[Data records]
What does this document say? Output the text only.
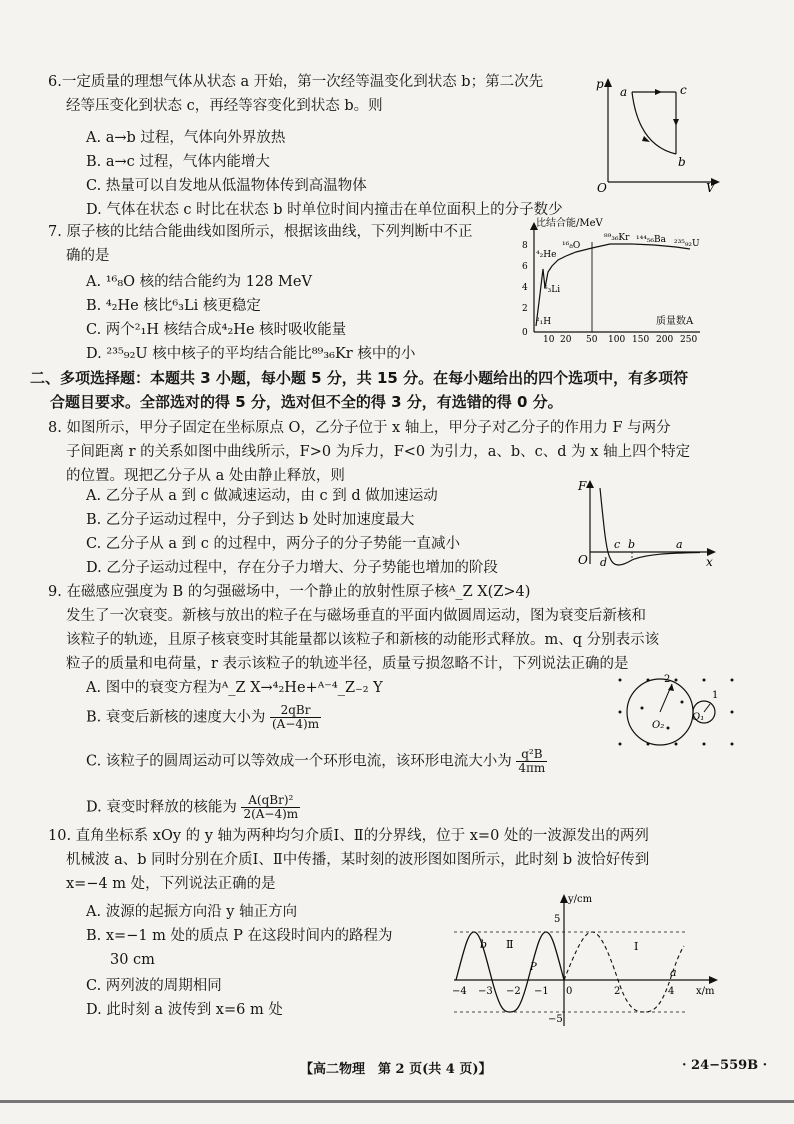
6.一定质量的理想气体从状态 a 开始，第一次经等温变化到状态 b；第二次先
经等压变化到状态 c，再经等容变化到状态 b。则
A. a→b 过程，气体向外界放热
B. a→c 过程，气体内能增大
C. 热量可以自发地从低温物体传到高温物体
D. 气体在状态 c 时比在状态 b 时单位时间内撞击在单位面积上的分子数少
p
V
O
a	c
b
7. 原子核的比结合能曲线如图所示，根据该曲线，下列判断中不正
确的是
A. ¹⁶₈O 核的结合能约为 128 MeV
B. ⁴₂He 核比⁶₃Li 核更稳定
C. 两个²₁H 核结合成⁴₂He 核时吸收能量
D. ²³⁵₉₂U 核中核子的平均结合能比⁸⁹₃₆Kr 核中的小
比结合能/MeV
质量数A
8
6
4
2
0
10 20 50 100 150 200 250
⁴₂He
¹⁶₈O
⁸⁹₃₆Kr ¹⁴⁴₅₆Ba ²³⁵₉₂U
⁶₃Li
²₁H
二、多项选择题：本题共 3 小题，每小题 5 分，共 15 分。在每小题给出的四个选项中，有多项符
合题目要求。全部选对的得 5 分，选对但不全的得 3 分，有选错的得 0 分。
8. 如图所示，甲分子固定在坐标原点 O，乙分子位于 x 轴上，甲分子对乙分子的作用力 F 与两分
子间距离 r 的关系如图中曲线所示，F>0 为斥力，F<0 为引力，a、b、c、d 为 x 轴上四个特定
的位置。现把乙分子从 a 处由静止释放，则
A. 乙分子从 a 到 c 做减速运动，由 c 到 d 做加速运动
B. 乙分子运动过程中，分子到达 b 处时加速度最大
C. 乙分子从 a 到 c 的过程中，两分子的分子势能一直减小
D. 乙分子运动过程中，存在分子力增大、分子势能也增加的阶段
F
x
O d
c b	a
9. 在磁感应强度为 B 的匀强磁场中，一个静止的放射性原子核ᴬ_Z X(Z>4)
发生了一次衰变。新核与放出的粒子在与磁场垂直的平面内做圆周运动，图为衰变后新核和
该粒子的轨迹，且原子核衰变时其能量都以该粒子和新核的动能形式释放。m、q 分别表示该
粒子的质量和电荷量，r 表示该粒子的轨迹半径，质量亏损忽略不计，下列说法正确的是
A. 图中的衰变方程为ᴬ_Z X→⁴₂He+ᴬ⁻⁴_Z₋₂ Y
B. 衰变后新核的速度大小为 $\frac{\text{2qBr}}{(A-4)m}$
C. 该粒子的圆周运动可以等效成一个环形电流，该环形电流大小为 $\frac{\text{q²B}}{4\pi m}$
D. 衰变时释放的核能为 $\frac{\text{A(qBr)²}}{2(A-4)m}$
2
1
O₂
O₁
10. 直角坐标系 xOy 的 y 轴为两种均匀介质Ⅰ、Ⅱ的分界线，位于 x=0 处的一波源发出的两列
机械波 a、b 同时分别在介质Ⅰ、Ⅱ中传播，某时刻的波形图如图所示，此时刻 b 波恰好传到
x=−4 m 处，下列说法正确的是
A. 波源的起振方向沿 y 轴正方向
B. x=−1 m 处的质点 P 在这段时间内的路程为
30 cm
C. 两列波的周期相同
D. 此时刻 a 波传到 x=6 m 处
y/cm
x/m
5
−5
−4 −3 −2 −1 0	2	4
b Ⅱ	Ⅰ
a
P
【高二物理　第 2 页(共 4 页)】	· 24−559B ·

GIVEN REQUEST:
Find the lines containing "乙分子运动过程中" and list every one of them.

EXERCISE OUTPUT:
B. 乙分子运动过程中，分子到达 b 处时加速度最大
D. 乙分子运动过程中，存在分子力增大、分子势能也增加的阶段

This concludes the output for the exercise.